◆ Excerpt
####################

Swegle, a Virginia native who graduated from the U.S. Naval Academy in 2017, became the Navy’s first Black female strike pilot after completing tactical strike training on July 7. A strike pilot flies the Navy’s strike aircraft, including fighter jets like the F/A-18 Super Hornet and the F-35C Joint Strike Fighter, or the EA-18G Growler electronic warfare aircraft.

She will now report to the “Vikings” of Electronic Attack Squadron 129 at Naval Air Station Whidbey Island in Washington to begin training as an EA-18G Growler pilot. The squadron trains new naval aviators, naval flight officers and naval aircrew in electronic warfare tactics, techniques and procedures in preparation for their fleet assignments, according to the Navy.

“I’m excited to have this opportunity to work harder and fly high performance jet aircraft in the fleet,” Swegle said in a statement. “It would’ve been nice to see someone who looked like me in this role; I never intended to be the first. I hope it’s encouraging to other people.”

Swegle’s groundbreaking accomplishment follows those of other women who have made history in the U.S. Navy, such as Rosemary Mariner, who became the first female jet pilot in 1974, and Brenda Robinson, the first Black woman to become a Navy flight instructor, evaluator and VIP transport pilot in the 1980s, according to the non-profit organization Women in Aviation International.

####################

[Records from a collection]
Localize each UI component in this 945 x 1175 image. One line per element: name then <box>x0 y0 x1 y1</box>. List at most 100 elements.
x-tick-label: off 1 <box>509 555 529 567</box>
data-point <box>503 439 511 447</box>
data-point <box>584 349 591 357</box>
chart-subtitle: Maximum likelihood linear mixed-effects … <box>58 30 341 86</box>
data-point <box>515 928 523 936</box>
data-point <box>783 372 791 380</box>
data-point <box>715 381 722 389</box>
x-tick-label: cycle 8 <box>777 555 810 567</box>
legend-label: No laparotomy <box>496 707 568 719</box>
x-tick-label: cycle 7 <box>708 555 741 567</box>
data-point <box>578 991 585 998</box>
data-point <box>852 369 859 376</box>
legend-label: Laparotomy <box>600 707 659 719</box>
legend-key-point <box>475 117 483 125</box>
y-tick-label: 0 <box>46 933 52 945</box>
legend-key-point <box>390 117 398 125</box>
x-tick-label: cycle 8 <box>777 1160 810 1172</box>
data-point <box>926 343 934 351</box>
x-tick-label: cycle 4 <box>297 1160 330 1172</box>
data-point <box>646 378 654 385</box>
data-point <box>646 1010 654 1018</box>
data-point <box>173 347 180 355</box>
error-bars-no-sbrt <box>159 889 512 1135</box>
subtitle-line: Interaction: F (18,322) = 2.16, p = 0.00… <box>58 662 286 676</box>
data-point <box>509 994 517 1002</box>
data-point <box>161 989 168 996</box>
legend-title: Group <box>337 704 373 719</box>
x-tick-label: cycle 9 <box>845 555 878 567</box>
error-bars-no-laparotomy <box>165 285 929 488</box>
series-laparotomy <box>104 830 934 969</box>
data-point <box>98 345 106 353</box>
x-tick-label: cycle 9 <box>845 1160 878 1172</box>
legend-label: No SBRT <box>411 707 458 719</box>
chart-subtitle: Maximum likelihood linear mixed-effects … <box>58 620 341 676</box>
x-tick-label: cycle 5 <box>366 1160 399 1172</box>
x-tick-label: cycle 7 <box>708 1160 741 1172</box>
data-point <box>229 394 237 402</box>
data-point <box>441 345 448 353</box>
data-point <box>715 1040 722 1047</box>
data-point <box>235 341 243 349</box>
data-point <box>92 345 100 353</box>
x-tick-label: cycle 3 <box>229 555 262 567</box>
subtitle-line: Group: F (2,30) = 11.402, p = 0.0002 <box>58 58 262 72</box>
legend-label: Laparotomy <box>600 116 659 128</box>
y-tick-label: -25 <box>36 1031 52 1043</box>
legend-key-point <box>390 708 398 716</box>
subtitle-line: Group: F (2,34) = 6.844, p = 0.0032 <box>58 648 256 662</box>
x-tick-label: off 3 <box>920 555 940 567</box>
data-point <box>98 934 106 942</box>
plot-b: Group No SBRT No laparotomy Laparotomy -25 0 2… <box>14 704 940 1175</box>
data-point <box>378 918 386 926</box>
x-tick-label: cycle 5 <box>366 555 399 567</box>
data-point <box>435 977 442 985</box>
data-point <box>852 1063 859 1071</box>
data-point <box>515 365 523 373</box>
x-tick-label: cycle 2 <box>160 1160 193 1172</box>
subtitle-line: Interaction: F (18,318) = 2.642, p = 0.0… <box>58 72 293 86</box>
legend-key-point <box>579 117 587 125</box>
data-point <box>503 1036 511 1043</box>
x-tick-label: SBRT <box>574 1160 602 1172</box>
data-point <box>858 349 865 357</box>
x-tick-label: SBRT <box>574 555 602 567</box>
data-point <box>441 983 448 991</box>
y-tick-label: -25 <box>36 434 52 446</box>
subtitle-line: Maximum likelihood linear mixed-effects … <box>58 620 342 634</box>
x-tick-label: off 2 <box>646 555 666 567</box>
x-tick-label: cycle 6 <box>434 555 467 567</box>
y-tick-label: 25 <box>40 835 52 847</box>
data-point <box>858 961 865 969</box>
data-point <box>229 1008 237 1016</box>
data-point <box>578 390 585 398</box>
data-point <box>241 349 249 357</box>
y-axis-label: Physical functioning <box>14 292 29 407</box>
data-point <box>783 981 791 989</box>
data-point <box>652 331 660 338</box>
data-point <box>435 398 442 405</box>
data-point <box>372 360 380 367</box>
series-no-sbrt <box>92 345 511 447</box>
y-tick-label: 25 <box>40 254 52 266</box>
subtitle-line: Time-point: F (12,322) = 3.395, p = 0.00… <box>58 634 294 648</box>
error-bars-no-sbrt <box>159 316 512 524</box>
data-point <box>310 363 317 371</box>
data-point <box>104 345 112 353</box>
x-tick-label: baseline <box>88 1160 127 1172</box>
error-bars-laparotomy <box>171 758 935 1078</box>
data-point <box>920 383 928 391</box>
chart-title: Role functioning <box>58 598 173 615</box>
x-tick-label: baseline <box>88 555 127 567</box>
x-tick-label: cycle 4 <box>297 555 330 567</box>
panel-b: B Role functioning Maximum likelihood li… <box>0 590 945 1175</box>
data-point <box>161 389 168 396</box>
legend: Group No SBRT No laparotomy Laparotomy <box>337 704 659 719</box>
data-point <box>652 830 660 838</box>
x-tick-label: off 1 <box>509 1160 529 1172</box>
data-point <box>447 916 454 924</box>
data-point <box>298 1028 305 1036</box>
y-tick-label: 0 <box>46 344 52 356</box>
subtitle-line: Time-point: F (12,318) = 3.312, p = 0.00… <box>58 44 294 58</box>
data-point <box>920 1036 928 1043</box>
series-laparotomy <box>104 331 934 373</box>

####################

◆ Things to do
a. Name every aircraft model mentioned in the excerpt on Swegle.
b. From the excerpt on Swegle, copy word for word the stretch from "Swegle, a Virginia" through "electronic warfare aircraft.".

◆ Responses to the exercise
a.
F/A-18 Super Hornet
F-35C Joint Strike Fighter
EA-18G Growler

b.
Swegle, a Virginia native who graduated from the U.S. Naval Academy in 2017, became the Navy’s first Black female strike pilot after completing tactical strike training on July 7. A strike pilot flies the Navy’s strike aircraft, including fighter jets like the F/A-18 Super Hornet and the F-35C Joint Strike Fighter, or the EA-18G Growler electronic warfare aircraft.